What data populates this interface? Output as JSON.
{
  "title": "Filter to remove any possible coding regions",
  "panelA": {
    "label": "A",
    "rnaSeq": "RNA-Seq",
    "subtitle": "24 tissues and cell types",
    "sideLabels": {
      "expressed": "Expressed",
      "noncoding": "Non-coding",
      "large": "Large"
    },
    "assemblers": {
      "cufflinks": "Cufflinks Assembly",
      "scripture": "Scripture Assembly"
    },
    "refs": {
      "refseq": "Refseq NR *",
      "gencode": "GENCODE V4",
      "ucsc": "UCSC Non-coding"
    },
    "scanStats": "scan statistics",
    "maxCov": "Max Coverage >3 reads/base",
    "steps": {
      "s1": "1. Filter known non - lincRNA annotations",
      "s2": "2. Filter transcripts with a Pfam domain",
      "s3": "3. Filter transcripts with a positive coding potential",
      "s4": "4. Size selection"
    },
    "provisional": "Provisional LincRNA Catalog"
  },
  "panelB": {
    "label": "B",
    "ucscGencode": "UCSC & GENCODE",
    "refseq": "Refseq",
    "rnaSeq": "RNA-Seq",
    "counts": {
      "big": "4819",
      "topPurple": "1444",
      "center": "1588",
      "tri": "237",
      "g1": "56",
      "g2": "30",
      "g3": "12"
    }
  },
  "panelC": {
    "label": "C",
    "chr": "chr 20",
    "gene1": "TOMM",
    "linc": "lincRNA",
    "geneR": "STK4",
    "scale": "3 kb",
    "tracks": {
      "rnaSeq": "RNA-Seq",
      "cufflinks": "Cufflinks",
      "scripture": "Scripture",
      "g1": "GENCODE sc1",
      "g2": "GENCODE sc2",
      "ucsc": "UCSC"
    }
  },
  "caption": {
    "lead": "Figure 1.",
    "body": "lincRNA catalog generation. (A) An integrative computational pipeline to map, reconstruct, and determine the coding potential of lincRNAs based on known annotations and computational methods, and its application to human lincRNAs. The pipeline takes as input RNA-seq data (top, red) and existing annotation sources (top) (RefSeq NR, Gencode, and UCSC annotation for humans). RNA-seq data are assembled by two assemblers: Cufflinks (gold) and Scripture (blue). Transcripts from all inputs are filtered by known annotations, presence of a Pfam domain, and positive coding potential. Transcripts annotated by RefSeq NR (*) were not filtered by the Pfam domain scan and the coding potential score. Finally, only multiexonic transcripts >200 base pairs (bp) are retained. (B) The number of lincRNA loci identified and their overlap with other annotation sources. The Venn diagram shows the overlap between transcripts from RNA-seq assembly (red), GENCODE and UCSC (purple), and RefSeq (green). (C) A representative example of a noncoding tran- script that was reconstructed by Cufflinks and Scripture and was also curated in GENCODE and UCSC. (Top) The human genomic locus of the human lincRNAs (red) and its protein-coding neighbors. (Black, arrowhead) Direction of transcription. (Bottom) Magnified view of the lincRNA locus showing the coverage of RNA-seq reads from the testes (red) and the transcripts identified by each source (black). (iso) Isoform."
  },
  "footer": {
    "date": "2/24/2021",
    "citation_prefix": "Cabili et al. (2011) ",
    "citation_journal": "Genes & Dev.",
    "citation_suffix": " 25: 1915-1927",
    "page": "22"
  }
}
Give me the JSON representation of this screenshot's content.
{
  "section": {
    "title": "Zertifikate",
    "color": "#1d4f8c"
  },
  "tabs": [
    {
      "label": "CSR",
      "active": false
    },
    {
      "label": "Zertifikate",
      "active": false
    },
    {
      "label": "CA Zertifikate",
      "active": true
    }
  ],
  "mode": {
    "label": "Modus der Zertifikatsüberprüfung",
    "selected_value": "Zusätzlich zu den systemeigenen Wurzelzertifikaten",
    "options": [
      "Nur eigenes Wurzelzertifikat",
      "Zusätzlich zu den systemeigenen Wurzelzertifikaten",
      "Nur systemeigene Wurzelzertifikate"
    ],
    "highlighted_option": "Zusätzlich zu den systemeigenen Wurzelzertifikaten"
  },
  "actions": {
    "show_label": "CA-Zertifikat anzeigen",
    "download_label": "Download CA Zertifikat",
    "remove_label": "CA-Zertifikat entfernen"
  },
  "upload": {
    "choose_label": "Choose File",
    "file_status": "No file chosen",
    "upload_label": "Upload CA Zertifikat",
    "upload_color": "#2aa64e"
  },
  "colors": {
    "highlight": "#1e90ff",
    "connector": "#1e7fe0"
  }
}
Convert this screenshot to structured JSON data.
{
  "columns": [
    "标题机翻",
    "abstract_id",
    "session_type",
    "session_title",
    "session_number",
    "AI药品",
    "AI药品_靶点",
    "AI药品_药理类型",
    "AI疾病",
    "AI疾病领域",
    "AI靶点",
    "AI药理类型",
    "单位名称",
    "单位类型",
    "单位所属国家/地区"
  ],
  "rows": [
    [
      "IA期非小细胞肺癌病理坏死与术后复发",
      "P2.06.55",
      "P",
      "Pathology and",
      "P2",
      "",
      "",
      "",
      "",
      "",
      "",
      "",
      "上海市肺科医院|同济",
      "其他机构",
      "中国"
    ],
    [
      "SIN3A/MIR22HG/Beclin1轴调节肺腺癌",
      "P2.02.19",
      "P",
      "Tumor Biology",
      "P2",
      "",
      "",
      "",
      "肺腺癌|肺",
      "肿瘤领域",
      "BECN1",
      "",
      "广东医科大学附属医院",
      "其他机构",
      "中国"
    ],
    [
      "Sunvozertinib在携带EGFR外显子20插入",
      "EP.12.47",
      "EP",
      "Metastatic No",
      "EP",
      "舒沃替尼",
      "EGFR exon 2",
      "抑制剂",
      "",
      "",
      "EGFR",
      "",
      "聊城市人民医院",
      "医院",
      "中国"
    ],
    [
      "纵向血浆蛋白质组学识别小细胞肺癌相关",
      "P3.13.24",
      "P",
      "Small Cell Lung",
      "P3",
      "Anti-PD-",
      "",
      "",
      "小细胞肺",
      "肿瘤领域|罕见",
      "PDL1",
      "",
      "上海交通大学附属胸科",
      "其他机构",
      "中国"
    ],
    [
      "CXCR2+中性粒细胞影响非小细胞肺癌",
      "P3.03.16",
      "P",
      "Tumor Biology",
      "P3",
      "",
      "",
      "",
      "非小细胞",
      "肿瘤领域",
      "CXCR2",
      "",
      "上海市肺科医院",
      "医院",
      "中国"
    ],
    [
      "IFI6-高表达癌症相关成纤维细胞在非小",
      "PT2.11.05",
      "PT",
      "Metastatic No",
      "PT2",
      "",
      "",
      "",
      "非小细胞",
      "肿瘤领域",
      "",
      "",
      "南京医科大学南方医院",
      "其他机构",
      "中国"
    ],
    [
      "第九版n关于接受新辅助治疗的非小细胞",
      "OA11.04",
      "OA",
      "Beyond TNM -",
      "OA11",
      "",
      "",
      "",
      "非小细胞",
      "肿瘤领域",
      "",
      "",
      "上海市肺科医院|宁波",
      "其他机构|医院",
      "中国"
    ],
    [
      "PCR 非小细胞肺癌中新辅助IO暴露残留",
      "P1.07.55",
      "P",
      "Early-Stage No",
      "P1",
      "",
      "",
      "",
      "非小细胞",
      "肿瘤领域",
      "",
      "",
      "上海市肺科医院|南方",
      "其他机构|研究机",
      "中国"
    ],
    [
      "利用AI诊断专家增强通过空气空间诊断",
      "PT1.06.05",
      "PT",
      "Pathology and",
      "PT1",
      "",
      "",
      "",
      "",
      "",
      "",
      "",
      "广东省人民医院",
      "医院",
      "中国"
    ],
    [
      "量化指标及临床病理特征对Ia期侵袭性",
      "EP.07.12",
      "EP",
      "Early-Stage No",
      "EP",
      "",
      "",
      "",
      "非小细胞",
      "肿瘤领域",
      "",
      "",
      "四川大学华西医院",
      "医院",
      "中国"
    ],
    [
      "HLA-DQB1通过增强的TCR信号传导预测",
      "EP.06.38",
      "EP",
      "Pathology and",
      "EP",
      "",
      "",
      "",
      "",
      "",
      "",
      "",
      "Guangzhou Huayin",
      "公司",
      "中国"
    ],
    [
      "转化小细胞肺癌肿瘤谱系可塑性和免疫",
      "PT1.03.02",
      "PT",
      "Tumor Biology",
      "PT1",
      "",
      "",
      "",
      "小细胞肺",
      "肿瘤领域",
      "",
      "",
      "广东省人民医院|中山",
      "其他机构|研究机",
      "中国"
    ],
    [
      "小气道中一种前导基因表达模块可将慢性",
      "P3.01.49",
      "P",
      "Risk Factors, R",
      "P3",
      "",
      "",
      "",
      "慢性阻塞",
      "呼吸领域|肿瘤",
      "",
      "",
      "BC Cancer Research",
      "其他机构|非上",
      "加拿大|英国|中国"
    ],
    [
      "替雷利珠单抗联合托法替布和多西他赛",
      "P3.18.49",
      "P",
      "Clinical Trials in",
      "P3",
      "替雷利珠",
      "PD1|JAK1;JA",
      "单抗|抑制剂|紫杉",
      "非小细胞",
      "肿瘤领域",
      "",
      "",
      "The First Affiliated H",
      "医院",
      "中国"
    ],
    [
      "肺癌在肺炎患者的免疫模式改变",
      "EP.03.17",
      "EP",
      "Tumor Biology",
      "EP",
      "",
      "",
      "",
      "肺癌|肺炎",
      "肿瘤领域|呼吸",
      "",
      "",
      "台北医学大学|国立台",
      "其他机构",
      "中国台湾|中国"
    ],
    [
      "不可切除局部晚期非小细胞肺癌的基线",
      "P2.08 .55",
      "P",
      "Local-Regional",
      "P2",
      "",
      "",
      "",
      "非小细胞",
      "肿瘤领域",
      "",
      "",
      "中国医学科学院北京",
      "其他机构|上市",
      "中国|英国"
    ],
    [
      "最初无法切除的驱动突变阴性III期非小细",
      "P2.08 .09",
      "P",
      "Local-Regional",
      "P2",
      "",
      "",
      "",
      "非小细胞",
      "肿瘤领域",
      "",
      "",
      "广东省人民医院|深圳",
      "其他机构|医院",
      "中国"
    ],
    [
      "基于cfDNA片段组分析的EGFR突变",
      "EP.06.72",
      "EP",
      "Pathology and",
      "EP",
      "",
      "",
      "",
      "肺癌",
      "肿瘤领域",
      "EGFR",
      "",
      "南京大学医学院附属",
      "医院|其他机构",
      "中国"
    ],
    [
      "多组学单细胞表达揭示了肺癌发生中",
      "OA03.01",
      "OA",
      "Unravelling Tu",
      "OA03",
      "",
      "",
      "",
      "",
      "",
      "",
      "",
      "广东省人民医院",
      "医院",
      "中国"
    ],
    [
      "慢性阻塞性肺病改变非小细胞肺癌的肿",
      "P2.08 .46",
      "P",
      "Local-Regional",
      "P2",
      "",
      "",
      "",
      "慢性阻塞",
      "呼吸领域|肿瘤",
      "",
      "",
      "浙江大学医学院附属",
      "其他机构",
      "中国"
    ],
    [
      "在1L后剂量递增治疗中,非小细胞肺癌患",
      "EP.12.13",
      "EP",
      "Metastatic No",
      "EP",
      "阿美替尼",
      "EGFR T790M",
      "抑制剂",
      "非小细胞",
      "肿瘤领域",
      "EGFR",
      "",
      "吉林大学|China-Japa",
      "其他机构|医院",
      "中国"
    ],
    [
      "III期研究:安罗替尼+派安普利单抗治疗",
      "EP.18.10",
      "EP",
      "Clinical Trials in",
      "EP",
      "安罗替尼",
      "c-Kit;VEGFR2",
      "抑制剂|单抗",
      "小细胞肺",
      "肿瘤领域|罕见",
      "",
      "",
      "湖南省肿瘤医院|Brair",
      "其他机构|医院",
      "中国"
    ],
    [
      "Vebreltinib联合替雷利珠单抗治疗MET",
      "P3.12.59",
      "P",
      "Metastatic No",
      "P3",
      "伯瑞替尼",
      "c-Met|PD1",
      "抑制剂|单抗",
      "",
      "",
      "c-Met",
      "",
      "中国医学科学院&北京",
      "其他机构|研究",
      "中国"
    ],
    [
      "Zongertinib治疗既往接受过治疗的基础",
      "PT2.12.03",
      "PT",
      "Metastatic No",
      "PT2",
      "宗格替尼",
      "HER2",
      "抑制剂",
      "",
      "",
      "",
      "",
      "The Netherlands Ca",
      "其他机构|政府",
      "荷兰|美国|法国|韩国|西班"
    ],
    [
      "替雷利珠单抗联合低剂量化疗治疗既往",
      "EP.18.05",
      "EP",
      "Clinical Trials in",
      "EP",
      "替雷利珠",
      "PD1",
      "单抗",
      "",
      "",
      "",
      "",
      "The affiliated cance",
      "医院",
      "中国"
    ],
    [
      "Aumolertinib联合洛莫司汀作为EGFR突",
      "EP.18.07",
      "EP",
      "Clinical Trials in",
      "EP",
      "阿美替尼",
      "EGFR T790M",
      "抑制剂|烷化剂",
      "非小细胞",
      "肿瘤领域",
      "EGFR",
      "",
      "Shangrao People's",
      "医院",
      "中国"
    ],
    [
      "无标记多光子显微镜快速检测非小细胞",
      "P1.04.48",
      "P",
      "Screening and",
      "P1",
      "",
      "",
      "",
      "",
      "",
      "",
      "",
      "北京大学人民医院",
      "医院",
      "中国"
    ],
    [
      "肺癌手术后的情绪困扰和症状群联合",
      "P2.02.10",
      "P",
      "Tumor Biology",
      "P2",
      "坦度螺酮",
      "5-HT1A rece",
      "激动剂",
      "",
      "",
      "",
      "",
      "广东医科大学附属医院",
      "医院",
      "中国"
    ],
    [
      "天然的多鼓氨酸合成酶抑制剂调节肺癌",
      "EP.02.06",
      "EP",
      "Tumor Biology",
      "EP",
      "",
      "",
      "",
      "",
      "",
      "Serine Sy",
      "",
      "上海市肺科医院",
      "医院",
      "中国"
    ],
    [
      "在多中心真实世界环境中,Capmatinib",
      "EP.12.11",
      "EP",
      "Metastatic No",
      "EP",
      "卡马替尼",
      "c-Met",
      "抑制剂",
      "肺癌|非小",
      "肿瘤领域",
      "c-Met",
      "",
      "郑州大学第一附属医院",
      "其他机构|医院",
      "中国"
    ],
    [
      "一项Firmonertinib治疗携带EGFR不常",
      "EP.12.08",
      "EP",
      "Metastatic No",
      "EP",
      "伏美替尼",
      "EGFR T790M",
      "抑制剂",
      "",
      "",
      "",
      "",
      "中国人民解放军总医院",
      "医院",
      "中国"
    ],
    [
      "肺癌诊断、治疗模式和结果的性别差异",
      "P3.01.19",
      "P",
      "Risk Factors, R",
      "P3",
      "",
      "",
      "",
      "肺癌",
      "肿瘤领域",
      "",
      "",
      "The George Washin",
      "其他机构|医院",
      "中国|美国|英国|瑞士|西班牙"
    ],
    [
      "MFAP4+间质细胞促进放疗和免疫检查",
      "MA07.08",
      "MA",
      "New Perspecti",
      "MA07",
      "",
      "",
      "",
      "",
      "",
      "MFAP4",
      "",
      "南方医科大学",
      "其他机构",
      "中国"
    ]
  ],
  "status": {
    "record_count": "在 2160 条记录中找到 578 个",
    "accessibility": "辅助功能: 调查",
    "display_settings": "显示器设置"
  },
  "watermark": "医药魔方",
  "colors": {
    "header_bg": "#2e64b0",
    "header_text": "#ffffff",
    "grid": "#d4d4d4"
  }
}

☆ ☆ ☆ ☆ ☆

**Required work**: Lines above that contain the string "上海市肺科医院" make up the answer.

**Response**:
      "上海市肺科医院|同济",
      "上海市肺科医院",
      "上海市肺科医院|宁波",
      "上海市肺科医院|南方",
      "上海市肺科医院",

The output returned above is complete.